[Objective]: Quote all entries in full, exactly.

[Input rows]:
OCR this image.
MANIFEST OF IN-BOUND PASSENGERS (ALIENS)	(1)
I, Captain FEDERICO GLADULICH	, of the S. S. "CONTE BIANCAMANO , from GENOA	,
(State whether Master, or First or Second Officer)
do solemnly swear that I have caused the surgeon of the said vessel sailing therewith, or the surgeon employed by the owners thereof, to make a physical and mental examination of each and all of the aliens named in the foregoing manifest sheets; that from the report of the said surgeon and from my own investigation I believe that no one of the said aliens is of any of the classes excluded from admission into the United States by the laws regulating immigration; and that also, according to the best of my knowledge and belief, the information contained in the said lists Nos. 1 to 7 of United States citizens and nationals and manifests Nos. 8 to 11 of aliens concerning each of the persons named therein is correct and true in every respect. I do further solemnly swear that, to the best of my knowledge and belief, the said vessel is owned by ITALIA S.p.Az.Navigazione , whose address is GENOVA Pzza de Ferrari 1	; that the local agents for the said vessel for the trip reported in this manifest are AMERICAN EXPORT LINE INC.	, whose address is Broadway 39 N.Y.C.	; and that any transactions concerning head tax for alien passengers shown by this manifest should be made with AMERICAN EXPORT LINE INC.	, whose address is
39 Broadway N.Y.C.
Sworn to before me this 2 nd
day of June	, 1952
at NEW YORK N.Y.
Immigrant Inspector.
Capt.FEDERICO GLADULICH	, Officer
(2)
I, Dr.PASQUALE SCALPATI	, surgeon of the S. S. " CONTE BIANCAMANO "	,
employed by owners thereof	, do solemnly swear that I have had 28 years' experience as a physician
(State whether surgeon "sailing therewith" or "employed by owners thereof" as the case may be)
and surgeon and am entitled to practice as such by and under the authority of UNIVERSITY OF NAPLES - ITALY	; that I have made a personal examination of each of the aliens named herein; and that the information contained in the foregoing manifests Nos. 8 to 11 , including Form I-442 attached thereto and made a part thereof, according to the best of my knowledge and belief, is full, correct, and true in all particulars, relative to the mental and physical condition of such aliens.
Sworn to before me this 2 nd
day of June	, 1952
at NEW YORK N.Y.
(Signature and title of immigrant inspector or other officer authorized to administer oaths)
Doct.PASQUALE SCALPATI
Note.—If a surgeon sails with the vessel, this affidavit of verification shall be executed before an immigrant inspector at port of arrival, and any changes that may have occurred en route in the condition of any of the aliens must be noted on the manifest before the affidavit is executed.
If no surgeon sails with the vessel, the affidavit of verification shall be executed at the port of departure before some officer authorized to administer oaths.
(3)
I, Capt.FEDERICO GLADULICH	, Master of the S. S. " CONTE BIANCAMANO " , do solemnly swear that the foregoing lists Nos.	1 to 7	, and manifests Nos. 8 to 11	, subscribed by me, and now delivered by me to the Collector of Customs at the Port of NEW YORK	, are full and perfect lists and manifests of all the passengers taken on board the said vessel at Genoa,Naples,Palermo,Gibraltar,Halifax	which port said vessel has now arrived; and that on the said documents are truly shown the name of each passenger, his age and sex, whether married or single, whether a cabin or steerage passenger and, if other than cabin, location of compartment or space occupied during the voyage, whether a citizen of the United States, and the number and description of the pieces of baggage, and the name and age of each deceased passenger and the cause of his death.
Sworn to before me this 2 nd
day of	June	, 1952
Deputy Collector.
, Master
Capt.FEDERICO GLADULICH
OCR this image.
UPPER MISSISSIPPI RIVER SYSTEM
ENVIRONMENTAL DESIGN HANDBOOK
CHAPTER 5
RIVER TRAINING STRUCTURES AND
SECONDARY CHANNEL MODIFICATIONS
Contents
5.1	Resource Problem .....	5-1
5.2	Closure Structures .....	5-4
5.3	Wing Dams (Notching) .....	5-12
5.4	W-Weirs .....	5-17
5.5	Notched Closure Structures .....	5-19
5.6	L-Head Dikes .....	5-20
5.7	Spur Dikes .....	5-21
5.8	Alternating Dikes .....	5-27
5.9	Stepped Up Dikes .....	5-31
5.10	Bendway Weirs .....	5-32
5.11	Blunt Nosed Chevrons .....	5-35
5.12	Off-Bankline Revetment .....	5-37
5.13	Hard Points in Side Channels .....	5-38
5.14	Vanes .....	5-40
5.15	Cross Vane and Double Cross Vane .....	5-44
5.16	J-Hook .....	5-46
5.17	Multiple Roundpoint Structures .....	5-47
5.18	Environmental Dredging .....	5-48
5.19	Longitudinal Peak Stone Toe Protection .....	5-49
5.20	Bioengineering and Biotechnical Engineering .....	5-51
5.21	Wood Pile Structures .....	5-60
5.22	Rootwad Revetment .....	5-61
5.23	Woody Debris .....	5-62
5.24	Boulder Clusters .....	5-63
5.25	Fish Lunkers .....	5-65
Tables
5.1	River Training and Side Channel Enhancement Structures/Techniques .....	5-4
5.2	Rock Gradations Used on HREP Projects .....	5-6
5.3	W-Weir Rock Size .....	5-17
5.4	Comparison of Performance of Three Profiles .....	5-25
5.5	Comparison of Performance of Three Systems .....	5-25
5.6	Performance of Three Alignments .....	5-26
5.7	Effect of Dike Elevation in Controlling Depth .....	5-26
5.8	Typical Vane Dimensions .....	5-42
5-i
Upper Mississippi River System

[Output for this exercise]:
OCR this image.
MANIFEST OF IN-BOUND PASSENGERS (ALIENS)	(1)
I, Captain FEDERICO GLADULICH	, of the S. S. "CONTE BIANCAMANO , from GENOA	,
(State whether Master, or First or Second Officer)
do solemnly swear that I have caused the surgeon of the said vessel sailing therewith, or the surgeon employed by the owners thereof, to make a physical and mental examination of each and all of the aliens named in the foregoing manifest sheets; that from the report of the said surgeon and from my own investigation I believe that no one of the said aliens is of any of the classes excluded from admission into the United States by the laws regulating immigration; and that also, according to the best of my knowledge and belief, the information contained in the said lists Nos. 1 to 7 of United States citizens and nationals and manifests Nos. 8 to 11 of aliens concerning each of the persons named therein is correct and true in every respect. I do further solemnly swear that, to the best of my knowledge and belief, the said vessel is owned by ITALIA S.p.Az.Navigazione , whose address is GENOVA Pzza de Ferrari 1	; that the local agents for the said vessel for the trip reported in this manifest are AMERICAN EXPORT LINE INC.	, whose address is Broadway 39 N.Y.C.	; and that any transactions concerning head tax for alien passengers shown by this manifest should be made with AMERICAN EXPORT LINE INC.	, whose address is
39 Broadway N.Y.C.
Sworn to before me this 2 nd
day of June	, 1952
at NEW YORK N.Y.
Immigrant Inspector.
Capt.FEDERICO GLADULICH	, Officer
(2)
I, Dr.PASQUALE SCALPATI	, surgeon of the S. S. " CONTE BIANCAMANO "	,
employed by owners thereof	, do solemnly swear that I have had 28 years' experience as a physician
(State whether surgeon "sailing therewith" or "employed by owners thereof" as the case may be)
and surgeon and am entitled to practice as such by and under the authority of UNIVERSITY OF NAPLES - ITALY	; that I have made a personal examination of each of the aliens named herein; and that the information contained in the foregoing manifests Nos. 8 to 11 , including Form I-442 attached thereto and made a part thereof, according to the best of my knowledge and belief, is full, correct, and true in all particulars, relative to the mental and physical condition of such aliens.
Sworn to before me this 2 nd
day of June	, 1952
at NEW YORK N.Y.
(Signature and title of immigrant inspector or other officer authorized to administer oaths)
Doct.PASQUALE SCALPATI
Note.—If a surgeon sails with the vessel, this affidavit of verification shall be executed before an immigrant inspector at port of arrival, and any changes that may have occurred en route in the condition of any of the aliens must be noted on the manifest before the affidavit is executed.
If no surgeon sails with the vessel, the affidavit of verification shall be executed at the port of departure before some officer authorized to administer oaths.
(3)
I, Capt.FEDERICO GLADULICH	, Master of the S. S. " CONTE BIANCAMANO " , do solemnly swear that the foregoing lists Nos.	1 to 7	, and manifests Nos. 8 to 11	, subscribed by me, and now delivered by me to the Collector of Customs at the Port of NEW YORK	, are full and perfect lists and manifests of all the passengers taken on board the said vessel at Genoa,Naples,Palermo,Gibraltar,Halifax	which port said vessel has now arrived; and that on the said documents are truly shown the name of each passenger, his age and sex, whether married or single, whether a cabin or steerage passenger and, if other than cabin, location of compartment or space occupied during the voyage, whether a citizen of the United States, and the number and description of the pieces of baggage, and the name and age of each deceased passenger and the cause of his death.
Sworn to before me this 2 nd
day of	June	, 1952
Deputy Collector.
, Master
Capt.FEDERICO GLADULICH
OCR this image.
UPPER MISSISSIPPI RIVER SYSTEM
ENVIRONMENTAL DESIGN HANDBOOK
CHAPTER 5
RIVER TRAINING STRUCTURES AND
SECONDARY CHANNEL MODIFICATIONS
Contents
5.1	Resource Problem .....	5-1
5.2	Closure Structures .....	5-4
5.3	Wing Dams (Notching) .....	5-12
5.4	W-Weirs .....	5-17
5.5	Notched Closure Structures .....	5-19
5.6	L-Head Dikes .....	5-20
5.7	Spur Dikes .....	5-21
5.8	Alternating Dikes .....	5-27
5.9	Stepped Up Dikes .....	5-31
5.10	Bendway Weirs .....	5-32
5.11	Blunt Nosed Chevrons .....	5-35
5.12	Off-Bankline Revetment .....	5-37
5.13	Hard Points in Side Channels .....	5-38
5.14	Vanes .....	5-40
5.15	Cross Vane and Double Cross Vane .....	5-44
5.16	J-Hook .....	5-46
5.17	Multiple Roundpoint Structures .....	5-47
5.18	Environmental Dredging .....	5-48
5.19	Longitudinal Peak Stone Toe Protection .....	5-49
5.20	Bioengineering and Biotechnical Engineering .....	5-51
5.21	Wood Pile Structures .....	5-60
5.22	Rootwad Revetment .....	5-61
5.23	Woody Debris .....	5-62
5.24	Boulder Clusters .....	5-63
5.25	Fish Lunkers .....	5-65
Tables
5.1	River Training and Side Channel Enhancement Structures/Techniques .....	5-4
5.2	Rock Gradations Used on HREP Projects .....	5-6
5.3	W-Weir Rock Size .....	5-17
5.4	Comparison of Performance of Three Profiles .....	5-25
5.5	Comparison of Performance of Three Systems .....	5-25
5.6	Performance of Three Alignments .....	5-26
5.7	Effect of Dike Elevation in Controlling Depth .....	5-26
5.8	Typical Vane Dimensions .....	5-42
5-i
Upper Mississippi River System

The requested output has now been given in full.